[Records]
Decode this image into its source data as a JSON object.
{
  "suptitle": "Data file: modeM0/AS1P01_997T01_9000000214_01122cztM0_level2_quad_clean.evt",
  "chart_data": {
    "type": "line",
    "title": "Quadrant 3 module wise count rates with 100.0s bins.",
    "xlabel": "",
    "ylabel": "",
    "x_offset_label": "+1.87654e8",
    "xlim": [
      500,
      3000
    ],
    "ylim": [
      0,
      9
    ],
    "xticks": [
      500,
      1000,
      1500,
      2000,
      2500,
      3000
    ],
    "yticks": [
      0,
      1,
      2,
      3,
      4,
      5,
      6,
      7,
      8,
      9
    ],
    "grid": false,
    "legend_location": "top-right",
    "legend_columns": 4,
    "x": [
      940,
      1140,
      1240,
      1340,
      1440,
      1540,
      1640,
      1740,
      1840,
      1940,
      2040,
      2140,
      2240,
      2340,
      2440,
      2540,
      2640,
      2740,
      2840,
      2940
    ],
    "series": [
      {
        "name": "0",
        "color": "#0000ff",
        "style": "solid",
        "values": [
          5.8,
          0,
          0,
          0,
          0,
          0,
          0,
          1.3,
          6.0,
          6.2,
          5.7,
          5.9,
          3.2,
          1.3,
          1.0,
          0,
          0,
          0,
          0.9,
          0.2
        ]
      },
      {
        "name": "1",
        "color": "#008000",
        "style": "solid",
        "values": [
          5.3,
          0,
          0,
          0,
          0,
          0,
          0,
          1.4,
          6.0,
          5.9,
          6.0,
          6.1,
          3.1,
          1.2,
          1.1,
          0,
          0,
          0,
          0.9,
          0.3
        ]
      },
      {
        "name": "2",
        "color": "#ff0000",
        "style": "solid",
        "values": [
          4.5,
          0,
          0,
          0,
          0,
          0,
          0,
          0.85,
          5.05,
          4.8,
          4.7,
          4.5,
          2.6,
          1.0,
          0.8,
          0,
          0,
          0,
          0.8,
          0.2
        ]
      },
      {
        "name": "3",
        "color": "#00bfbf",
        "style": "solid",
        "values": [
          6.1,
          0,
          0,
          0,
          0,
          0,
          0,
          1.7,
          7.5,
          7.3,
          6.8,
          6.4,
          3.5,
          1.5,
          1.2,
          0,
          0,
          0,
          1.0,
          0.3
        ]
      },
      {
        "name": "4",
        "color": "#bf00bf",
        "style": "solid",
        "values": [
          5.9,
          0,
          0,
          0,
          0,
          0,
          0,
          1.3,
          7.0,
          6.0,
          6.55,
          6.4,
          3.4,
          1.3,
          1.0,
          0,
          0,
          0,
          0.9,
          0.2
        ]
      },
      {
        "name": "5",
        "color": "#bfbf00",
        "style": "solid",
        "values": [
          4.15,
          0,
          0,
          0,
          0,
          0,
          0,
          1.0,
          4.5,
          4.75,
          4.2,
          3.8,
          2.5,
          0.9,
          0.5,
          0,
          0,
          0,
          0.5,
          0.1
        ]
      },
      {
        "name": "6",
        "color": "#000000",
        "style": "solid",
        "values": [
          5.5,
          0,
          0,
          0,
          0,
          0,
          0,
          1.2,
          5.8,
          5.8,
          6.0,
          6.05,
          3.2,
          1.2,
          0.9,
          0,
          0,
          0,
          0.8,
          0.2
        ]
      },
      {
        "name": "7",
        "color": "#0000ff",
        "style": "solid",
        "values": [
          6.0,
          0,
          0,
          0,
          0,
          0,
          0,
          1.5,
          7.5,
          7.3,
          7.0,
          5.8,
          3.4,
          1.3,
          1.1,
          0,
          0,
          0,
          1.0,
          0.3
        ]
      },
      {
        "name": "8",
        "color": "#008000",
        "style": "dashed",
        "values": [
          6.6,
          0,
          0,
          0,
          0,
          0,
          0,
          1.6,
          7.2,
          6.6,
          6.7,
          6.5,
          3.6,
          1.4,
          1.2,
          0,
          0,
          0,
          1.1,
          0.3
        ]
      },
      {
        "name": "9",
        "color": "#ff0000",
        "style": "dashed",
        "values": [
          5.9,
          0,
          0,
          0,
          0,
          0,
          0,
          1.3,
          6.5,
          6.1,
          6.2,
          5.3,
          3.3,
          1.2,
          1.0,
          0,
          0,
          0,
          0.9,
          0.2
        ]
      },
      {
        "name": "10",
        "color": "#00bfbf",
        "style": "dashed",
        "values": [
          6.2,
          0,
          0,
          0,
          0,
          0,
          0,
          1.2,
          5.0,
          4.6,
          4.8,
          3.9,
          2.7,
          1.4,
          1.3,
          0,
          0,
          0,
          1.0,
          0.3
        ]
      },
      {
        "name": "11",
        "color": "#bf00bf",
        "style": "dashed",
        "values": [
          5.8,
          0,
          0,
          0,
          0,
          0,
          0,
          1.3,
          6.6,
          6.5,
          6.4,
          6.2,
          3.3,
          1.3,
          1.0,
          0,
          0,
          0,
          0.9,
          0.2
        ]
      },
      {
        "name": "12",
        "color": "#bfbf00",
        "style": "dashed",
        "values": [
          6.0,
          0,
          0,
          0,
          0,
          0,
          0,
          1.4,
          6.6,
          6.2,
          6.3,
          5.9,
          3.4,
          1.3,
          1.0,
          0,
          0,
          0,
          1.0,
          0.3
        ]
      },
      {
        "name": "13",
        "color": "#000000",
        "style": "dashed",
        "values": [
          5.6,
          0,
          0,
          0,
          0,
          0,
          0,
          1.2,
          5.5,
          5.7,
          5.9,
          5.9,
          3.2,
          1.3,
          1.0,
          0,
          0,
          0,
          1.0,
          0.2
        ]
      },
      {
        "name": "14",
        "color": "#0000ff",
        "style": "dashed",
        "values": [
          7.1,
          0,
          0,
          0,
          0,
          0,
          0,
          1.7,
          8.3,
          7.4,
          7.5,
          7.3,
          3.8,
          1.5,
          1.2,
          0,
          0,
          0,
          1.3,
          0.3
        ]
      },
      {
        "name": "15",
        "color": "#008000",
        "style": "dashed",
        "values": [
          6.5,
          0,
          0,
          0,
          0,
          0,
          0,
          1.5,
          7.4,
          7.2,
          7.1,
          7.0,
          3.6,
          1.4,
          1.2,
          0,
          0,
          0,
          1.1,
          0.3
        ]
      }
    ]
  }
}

• WHAT YOU HAVE TO DO:
All records above must be set down exactly, please.

• OUTPUT OF THE EXERCISE:
Decode this image into its source data as a JSON object.
{
  "suptitle": "Data file: modeM0/AS1P01_997T01_9000000214_01122cztM0_level2_quad_clean.evt",
  "chart_data": {
    "type": "line",
    "title": "Quadrant 3 module wise count rates with 100.0s bins.",
    "xlabel": "",
    "ylabel": "",
    "x_offset_label": "+1.87654e8",
    "xlim": [
      500,
      3000
    ],
    "ylim": [
      0,
      9
    ],
    "xticks": [
      500,
      1000,
      1500,
      2000,
      2500,
      3000
    ],
    "yticks": [
      0,
      1,
      2,
      3,
      4,
      5,
      6,
      7,
      8,
      9
    ],
    "grid": false,
    "legend_location": "top-right",
    "legend_columns": 4,
    "x": [
      940,
      1140,
      1240,
      1340,
      1440,
      1540,
      1640,
      1740,
      1840,
      1940,
      2040,
      2140,
      2240,
      2340,
      2440,
      2540,
      2640,
      2740,
      2840,
      2940
    ],
    "series": [
      {
        "name": "0",
        "color": "#0000ff",
        "style": "solid",
        "values": [
          5.8,
          0,
          0,
          0,
          0,
          0,
          0,
          1.3,
          6.0,
          6.2,
          5.7,
          5.9,
          3.2,
          1.3,
          1.0,
          0,
          0,
          0,
          0.9,
          0.2
        ]
      },
      {
        "name": "1",
        "color": "#008000",
        "style": "solid",
        "values": [
          5.3,
          0,
          0,
          0,
          0,
          0,
          0,
          1.4,
          6.0,
          5.9,
          6.0,
          6.1,
          3.1,
          1.2,
          1.1,
          0,
          0,
          0,
          0.9,
          0.3
        ]
      },
      {
        "name": "2",
        "color": "#ff0000",
        "style": "solid",
        "values": [
          4.5,
          0,
          0,
          0,
          0,
          0,
          0,
          0.85,
          5.05,
          4.8,
          4.7,
          4.5,
          2.6,
          1.0,
          0.8,
          0,
          0,
          0,
          0.8,
          0.2
        ]
      },
      {
        "name": "3",
        "color": "#00bfbf",
        "style": "solid",
        "values": [
          6.1,
          0,
          0,
          0,
          0,
          0,
          0,
          1.7,
          7.5,
          7.3,
          6.8,
          6.4,
          3.5,
          1.5,
          1.2,
          0,
          0,
          0,
          1.0,
          0.3
        ]
      },
      {
        "name": "4",
        "color": "#bf00bf",
        "style": "solid",
        "values": [
          5.9,
          0,
          0,
          0,
          0,
          0,
          0,
          1.3,
          7.0,
          6.0,
          6.55,
          6.4,
          3.4,
          1.3,
          1.0,
          0,
          0,
          0,
          0.9,
          0.2
        ]
      },
      {
        "name": "5",
        "color": "#bfbf00",
        "style": "solid",
        "values": [
          4.15,
          0,
          0,
          0,
          0,
          0,
          0,
          1.0,
          4.5,
          4.75,
          4.2,
          3.8,
          2.5,
          0.9,
          0.5,
          0,
          0,
          0,
          0.5,
          0.1
        ]
      },
      {
        "name": "6",
        "color": "#000000",
        "style": "solid",
        "values": [
          5.5,
          0,
          0,
          0,
          0,
          0,
          0,
          1.2,
          5.8,
          5.8,
          6.0,
          6.05,
          3.2,
          1.2,
          0.9,
          0,
          0,
          0,
          0.8,
          0.2
        ]
      },
      {
        "name": "7",
        "color": "#0000ff",
        "style": "solid",
        "values": [
          6.0,
          0,
          0,
          0,
          0,
          0,
          0,
          1.5,
          7.5,
          7.3,
          7.0,
          5.8,
          3.4,
          1.3,
          1.1,
          0,
          0,
          0,
          1.0,
          0.3
        ]
      },
      {
        "name": "8",
        "color": "#008000",
        "style": "dashed",
        "values": [
          6.6,
          0,
          0,
          0,
          0,
          0,
          0,
          1.6,
          7.2,
          6.6,
          6.7,
          6.5,
          3.6,
          1.4,
          1.2,
          0,
          0,
          0,
          1.1,
          0.3
        ]
      },
      {
        "name": "9",
        "color": "#ff0000",
        "style": "dashed",
        "values": [
          5.9,
          0,
          0,
          0,
          0,
          0,
          0,
          1.3,
          6.5,
          6.1,
          6.2,
          5.3,
          3.3,
          1.2,
          1.0,
          0,
          0,
          0,
          0.9,
          0.2
        ]
      },
      {
        "name": "10",
        "color": "#00bfbf",
        "style": "dashed",
        "values": [
          6.2,
          0,
          0,
          0,
          0,
          0,
          0,
          1.2,
          5.0,
          4.6,
          4.8,
          3.9,
          2.7,
          1.4,
          1.3,
          0,
          0,
          0,
          1.0,
          0.3
        ]
      },
      {
        "name": "11",
        "color": "#bf00bf",
        "style": "dashed",
        "values": [
          5.8,
          0,
          0,
          0,
          0,
          0,
          0,
          1.3,
          6.6,
          6.5,
          6.4,
          6.2,
          3.3,
          1.3,
          1.0,
          0,
          0,
          0,
          0.9,
          0.2
        ]
      },
      {
        "name": "12",
        "color": "#bfbf00",
        "style": "dashed",
        "values": [
          6.0,
          0,
          0,
          0,
          0,
          0,
          0,
          1.4,
          6.6,
          6.2,
          6.3,
          5.9,
          3.4,
          1.3,
          1.0,
          0,
          0,
          0,
          1.0,
          0.3
        ]
      },
      {
        "name": "13",
        "color": "#000000",
        "style": "dashed",
        "values": [
          5.6,
          0,
          0,
          0,
          0,
          0,
          0,
          1.2,
          5.5,
          5.7,
          5.9,
          5.9,
          3.2,
          1.3,
          1.0,
          0,
          0,
          0,
          1.0,
          0.2
        ]
      },
      {
        "name": "14",
        "color": "#0000ff",
        "style": "dashed",
        "values": [
          7.1,
          0,
          0,
          0,
          0,
          0,
          0,
          1.7,
          8.3,
          7.4,
          7.5,
          7.3,
          3.8,
          1.5,
          1.2,
          0,
          0,
          0,
          1.3,
          0.3
        ]
      },
      {
        "name": "15",
        "color": "#008000",
        "style": "dashed",
        "values": [
          6.5,
          0,
          0,
          0,
          0,
          0,
          0,
          1.5,
          7.4,
          7.2,
          7.1,
          7.0,
          3.6,
          1.4,
          1.2,
          0,
          0,
          0,
          1.1,
          0.3
        ]
      }
    ]
  }
}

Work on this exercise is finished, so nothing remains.